> **Problem statement**: Reproduce the records below exactly, leaving out any pictures.

> **Data records**:
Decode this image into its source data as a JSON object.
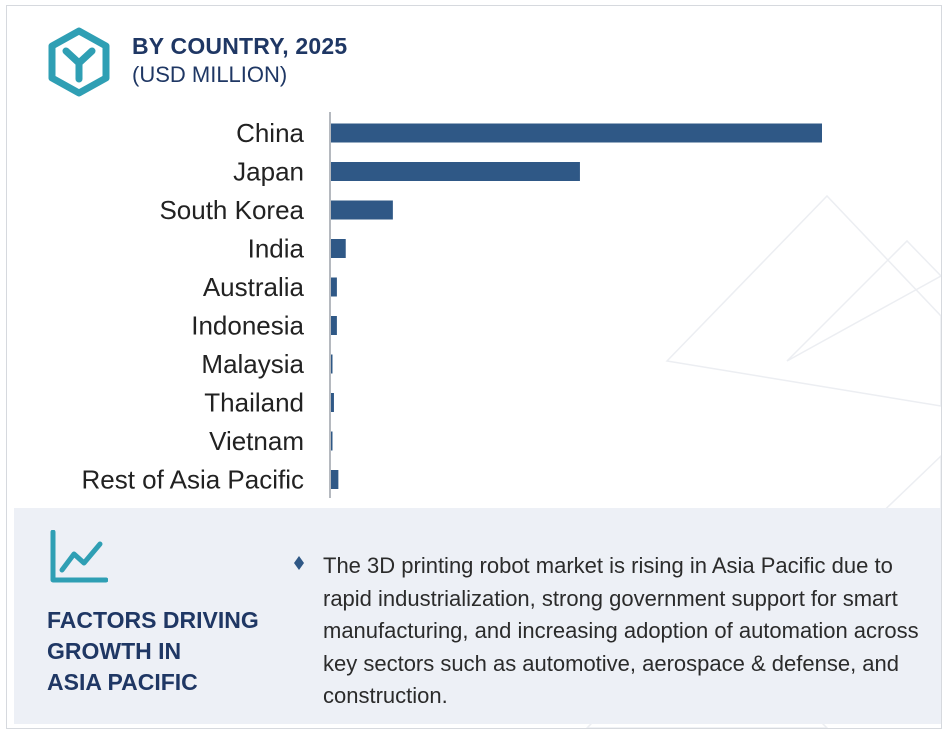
{
  "header": {
    "title": "BY COUNTRY, 2025",
    "subtitle": "(USD MILLION)",
    "icon": "hexagon-y-icon"
  },
  "colors": {
    "bar": "#2f5886",
    "title": "#1f3764",
    "accent_icon": "#2f9fb4",
    "panel_bg": "#edf0f6"
  },
  "chart_data": {
    "type": "bar",
    "orientation": "horizontal",
    "title": "BY COUNTRY, 2025",
    "subtitle": "(USD MILLION)",
    "categories": [
      "China",
      "Japan",
      "South Korea",
      "India",
      "Australia",
      "Indonesia",
      "Malaysia",
      "Thailand",
      "Vietnam",
      "Rest of Asia Pacific"
    ],
    "values": [
      100,
      50.7,
      12.6,
      3.0,
      1.2,
      1.2,
      0.3,
      0.6,
      0.3,
      1.5
    ],
    "value_scale": "relative, China = 100 (no axis values printed)",
    "xlim": [
      0,
      100
    ],
    "grid": false,
    "legend": "none"
  },
  "factors": {
    "icon": "trend-chart-icon",
    "title_lines": [
      "FACTORS DRIVING",
      "GROWTH IN",
      "ASIA PACIFIC"
    ],
    "bullet": "♦",
    "text": "The 3D printing robot market is rising in Asia Pacific due to rapid industrialization, strong government support for smart manufacturing, and increasing adoption of automation across key sectors such as automotive, aerospace & defense, and construction."
  }
}
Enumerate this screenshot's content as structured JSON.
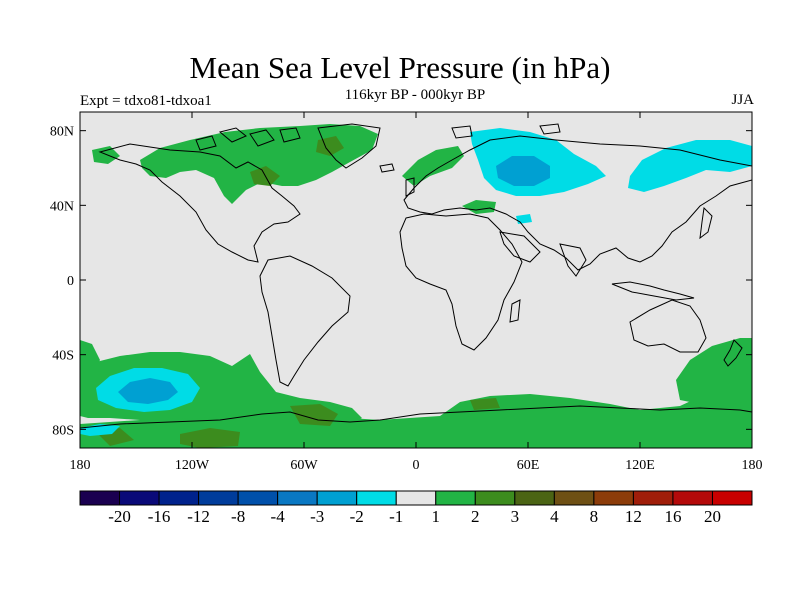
{
  "header": {
    "title": "Mean Sea Level Pressure (in hPa)",
    "subtitle": "116kyr BP - 000kyr BP",
    "left_label": "Expt = tdxo81-tdxoa1",
    "right_label": "JJA"
  },
  "map": {
    "projection": "cylindrical equidistant",
    "background_color": "#e6e6e6",
    "coastline_color": "#000000",
    "lat_ticks": [
      "80N",
      "40N",
      "0",
      "40S",
      "80S"
    ],
    "lon_ticks": [
      "180",
      "120W",
      "60W",
      "0",
      "60E",
      "120E",
      "180"
    ],
    "lat_values": [
      80,
      40,
      0,
      -40,
      -80
    ],
    "lon_values": [
      -180,
      -120,
      -60,
      0,
      60,
      120,
      180
    ],
    "lat_range": [
      -90,
      90
    ],
    "lon_range": [
      -180,
      180
    ]
  },
  "colorbar": {
    "labels": [
      "-20",
      "-16",
      "-12",
      "-8",
      "-4",
      "-3",
      "-2",
      "-1",
      "1",
      "2",
      "3",
      "4",
      "8",
      "12",
      "16",
      "20"
    ],
    "colors": [
      "#1a0050",
      "#0a0a78",
      "#00228c",
      "#003c9b",
      "#0050aa",
      "#0a78c3",
      "#00a0d2",
      "#00dce6",
      "#e6e6e6",
      "#22b445",
      "#3c8c1e",
      "#4b6414",
      "#6e5014",
      "#8c3c0a",
      "#a01e0a",
      "#b40a0a",
      "#c80000"
    ]
  },
  "fields": {
    "positive_anomaly_regions": [
      {
        "region": "Arctic Canada / Greenland",
        "level": "2"
      },
      {
        "region": "South Pacific 40S-60S",
        "level": "2"
      },
      {
        "region": "Southern Ocean near Antarctica",
        "level": "2-3"
      },
      {
        "region": "Southwest Pacific / New Zealand",
        "level": "2"
      }
    ],
    "negative_anomaly_regions": [
      {
        "region": "Northern Eurasia (Barents / Kara Sea)",
        "level": "-1 to -2"
      },
      {
        "region": "Northeast Siberia",
        "level": "-1"
      },
      {
        "region": "South Pacific ~55S 135W",
        "level": "-1 to -2"
      }
    ]
  }
}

> **Final result**:
Decode this image into its source data as a JSON object.
{
  "header": {
    "title": "BY COUNTRY, 2025",
    "subtitle": "(USD MILLION)",
    "icon": "hexagon-y-icon"
  },
  "colors": {
    "bar": "#2f5886",
    "title": "#1f3764",
    "accent_icon": "#2f9fb4",
    "panel_bg": "#edf0f6"
  },
  "chart_data": {
    "type": "bar",
    "orientation": "horizontal",
    "title": "BY COUNTRY, 2025",
    "subtitle": "(USD MILLION)",
    "categories": [
      "China",
      "Japan",
      "South Korea",
      "India",
      "Australia",
      "Indonesia",
      "Malaysia",
      "Thailand",
      "Vietnam",
      "Rest of Asia Pacific"
    ],
    "values": [
      100,
      50.7,
      12.6,
      3.0,
      1.2,
      1.2,
      0.3,
      0.6,
      0.3,
      1.5
    ],
    "value_scale": "relative, China = 100 (no axis values printed)",
    "xlim": [
      0,
      100
    ],
    "grid": false,
    "legend": "none"
  },
  "factors": {
    "icon": "trend-chart-icon",
    "title_lines": [
      "FACTORS DRIVING",
      "GROWTH IN",
      "ASIA PACIFIC"
    ],
    "bullet": "♦",
    "text": "The 3D printing robot market is rising in Asia Pacific due to rapid industrialization, strong government support for smart manufacturing, and increasing adoption of automation across key sectors such as automotive, aerospace & defense, and construction."
  }
}
Enumerate this screenshot's content as structured JSON.
{
  "header": {
    "title": "Mean Sea Level Pressure (in hPa)",
    "subtitle": "116kyr BP - 000kyr BP",
    "left_label": "Expt = tdxo81-tdxoa1",
    "right_label": "JJA"
  },
  "map": {
    "projection": "cylindrical equidistant",
    "background_color": "#e6e6e6",
    "coastline_color": "#000000",
    "lat_ticks": [
      "80N",
      "40N",
      "0",
      "40S",
      "80S"
    ],
    "lon_ticks": [
      "180",
      "120W",
      "60W",
      "0",
      "60E",
      "120E",
      "180"
    ],
    "lat_values": [
      80,
      40,
      0,
      -40,
      -80
    ],
    "lon_values": [
      -180,
      -120,
      -60,
      0,
      60,
      120,
      180
    ],
    "lat_range": [
      -90,
      90
    ],
    "lon_range": [
      -180,
      180
    ]
  },
  "colorbar": {
    "labels": [
      "-20",
      "-16",
      "-12",
      "-8",
      "-4",
      "-3",
      "-2",
      "-1",
      "1",
      "2",
      "3",
      "4",
      "8",
      "12",
      "16",
      "20"
    ],
    "colors": [
      "#1a0050",
      "#0a0a78",
      "#00228c",
      "#003c9b",
      "#0050aa",
      "#0a78c3",
      "#00a0d2",
      "#00dce6",
      "#e6e6e6",
      "#22b445",
      "#3c8c1e",
      "#4b6414",
      "#6e5014",
      "#8c3c0a",
      "#a01e0a",
      "#b40a0a",
      "#c80000"
    ]
  },
  "fields": {
    "positive_anomaly_regions": [
      {
        "region": "Arctic Canada / Greenland",
        "level": "2"
      },
      {
        "region": "South Pacific 40S-60S",
        "level": "2"
      },
      {
        "region": "Southern Ocean near Antarctica",
        "level": "2-3"
      },
      {
        "region": "Southwest Pacific / New Zealand",
        "level": "2"
      }
    ],
    "negative_anomaly_regions": [
      {
        "region": "Northern Eurasia (Barents / Kara Sea)",
        "level": "-1 to -2"
      },
      {
        "region": "Northeast Siberia",
        "level": "-1"
      },
      {
        "region": "South Pacific ~55S 135W",
        "level": "-1 to -2"
      }
    ]
  }
}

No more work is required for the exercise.